EXERCISE INSTRUCTIONS
Reproduce the following data exactly, minus any images.

DATA SECTION
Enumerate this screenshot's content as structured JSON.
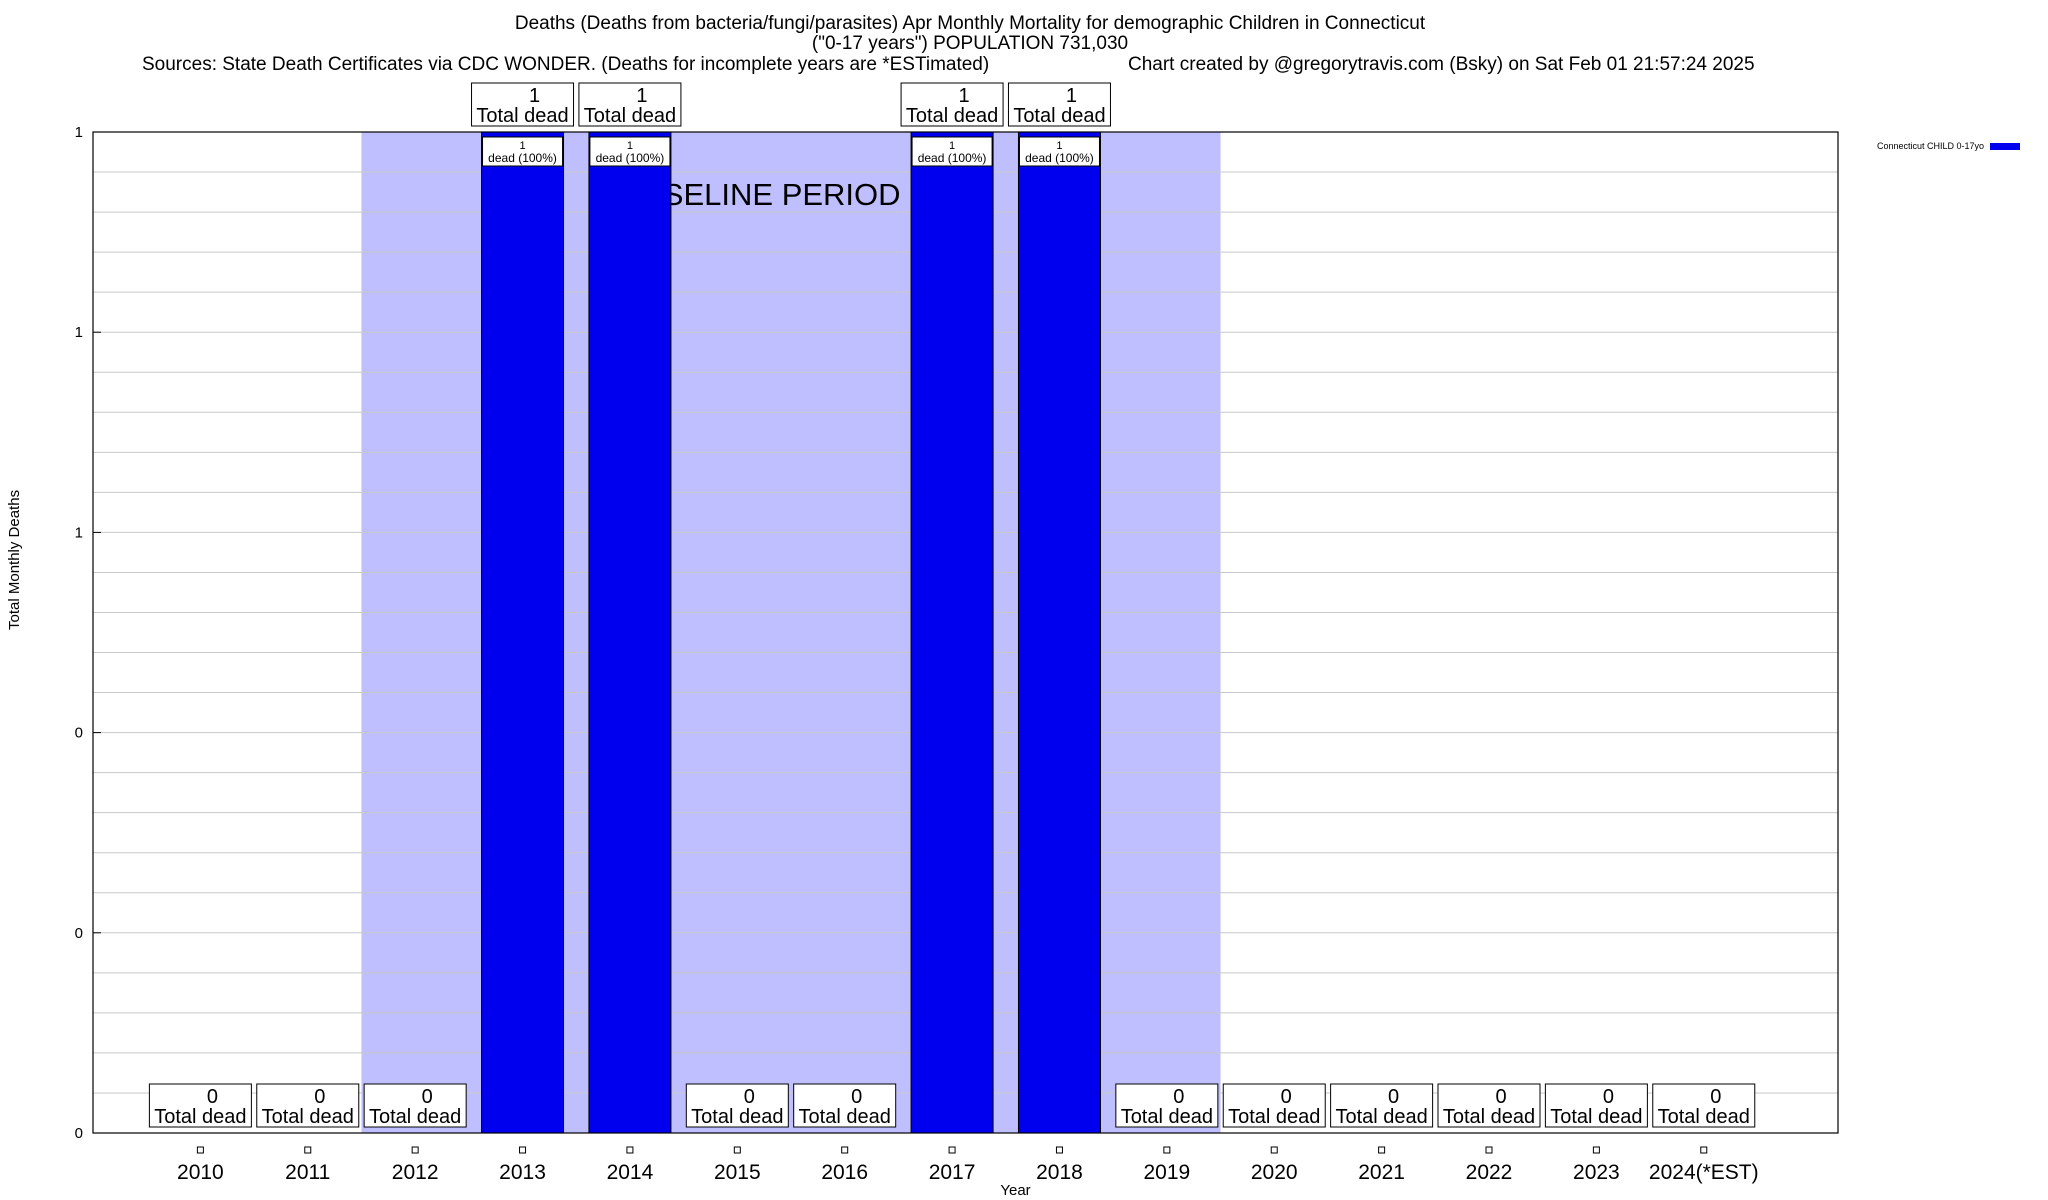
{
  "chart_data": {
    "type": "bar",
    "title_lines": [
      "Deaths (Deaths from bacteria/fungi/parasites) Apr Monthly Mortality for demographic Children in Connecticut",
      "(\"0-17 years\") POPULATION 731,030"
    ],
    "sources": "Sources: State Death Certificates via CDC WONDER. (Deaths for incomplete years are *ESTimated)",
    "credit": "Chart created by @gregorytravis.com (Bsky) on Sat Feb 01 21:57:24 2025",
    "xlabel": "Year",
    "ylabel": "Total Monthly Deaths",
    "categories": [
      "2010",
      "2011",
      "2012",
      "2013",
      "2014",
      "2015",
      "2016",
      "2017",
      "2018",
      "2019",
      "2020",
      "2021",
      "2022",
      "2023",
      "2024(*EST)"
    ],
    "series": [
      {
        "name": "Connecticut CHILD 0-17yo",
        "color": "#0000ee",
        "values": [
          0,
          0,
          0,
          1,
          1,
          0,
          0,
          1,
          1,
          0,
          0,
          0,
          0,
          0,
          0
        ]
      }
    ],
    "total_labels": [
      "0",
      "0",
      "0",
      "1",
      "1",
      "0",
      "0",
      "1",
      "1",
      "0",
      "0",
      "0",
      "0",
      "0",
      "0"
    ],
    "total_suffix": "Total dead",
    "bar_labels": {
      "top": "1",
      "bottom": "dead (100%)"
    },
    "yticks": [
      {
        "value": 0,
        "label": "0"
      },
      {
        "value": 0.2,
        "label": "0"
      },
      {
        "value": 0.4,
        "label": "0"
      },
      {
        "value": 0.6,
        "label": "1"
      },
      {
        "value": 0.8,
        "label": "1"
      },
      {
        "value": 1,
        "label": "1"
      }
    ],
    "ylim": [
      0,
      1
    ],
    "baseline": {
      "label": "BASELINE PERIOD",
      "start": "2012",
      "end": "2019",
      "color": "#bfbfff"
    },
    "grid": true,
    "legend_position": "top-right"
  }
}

RESPONSE TO THE TASK
Enumerate this screenshot's content as structured JSON.
{
  "chart_data": {
    "type": "bar",
    "title_lines": [
      "Deaths (Deaths from bacteria/fungi/parasites) Apr Monthly Mortality for demographic Children in Connecticut",
      "(\"0-17 years\") POPULATION 731,030"
    ],
    "sources": "Sources: State Death Certificates via CDC WONDER. (Deaths for incomplete years are *ESTimated)",
    "credit": "Chart created by @gregorytravis.com (Bsky) on Sat Feb 01 21:57:24 2025",
    "xlabel": "Year",
    "ylabel": "Total Monthly Deaths",
    "categories": [
      "2010",
      "2011",
      "2012",
      "2013",
      "2014",
      "2015",
      "2016",
      "2017",
      "2018",
      "2019",
      "2020",
      "2021",
      "2022",
      "2023",
      "2024(*EST)"
    ],
    "series": [
      {
        "name": "Connecticut CHILD 0-17yo",
        "color": "#0000ee",
        "values": [
          0,
          0,
          0,
          1,
          1,
          0,
          0,
          1,
          1,
          0,
          0,
          0,
          0,
          0,
          0
        ]
      }
    ],
    "total_labels": [
      "0",
      "0",
      "0",
      "1",
      "1",
      "0",
      "0",
      "1",
      "1",
      "0",
      "0",
      "0",
      "0",
      "0",
      "0"
    ],
    "total_suffix": "Total dead",
    "bar_labels": {
      "top": "1",
      "bottom": "dead (100%)"
    },
    "yticks": [
      {
        "value": 0,
        "label": "0"
      },
      {
        "value": 0.2,
        "label": "0"
      },
      {
        "value": 0.4,
        "label": "0"
      },
      {
        "value": 0.6,
        "label": "1"
      },
      {
        "value": 0.8,
        "label": "1"
      },
      {
        "value": 1,
        "label": "1"
      }
    ],
    "ylim": [
      0,
      1
    ],
    "baseline": {
      "label": "BASELINE PERIOD",
      "start": "2012",
      "end": "2019",
      "color": "#bfbfff"
    },
    "grid": true,
    "legend_position": "top-right"
  }
}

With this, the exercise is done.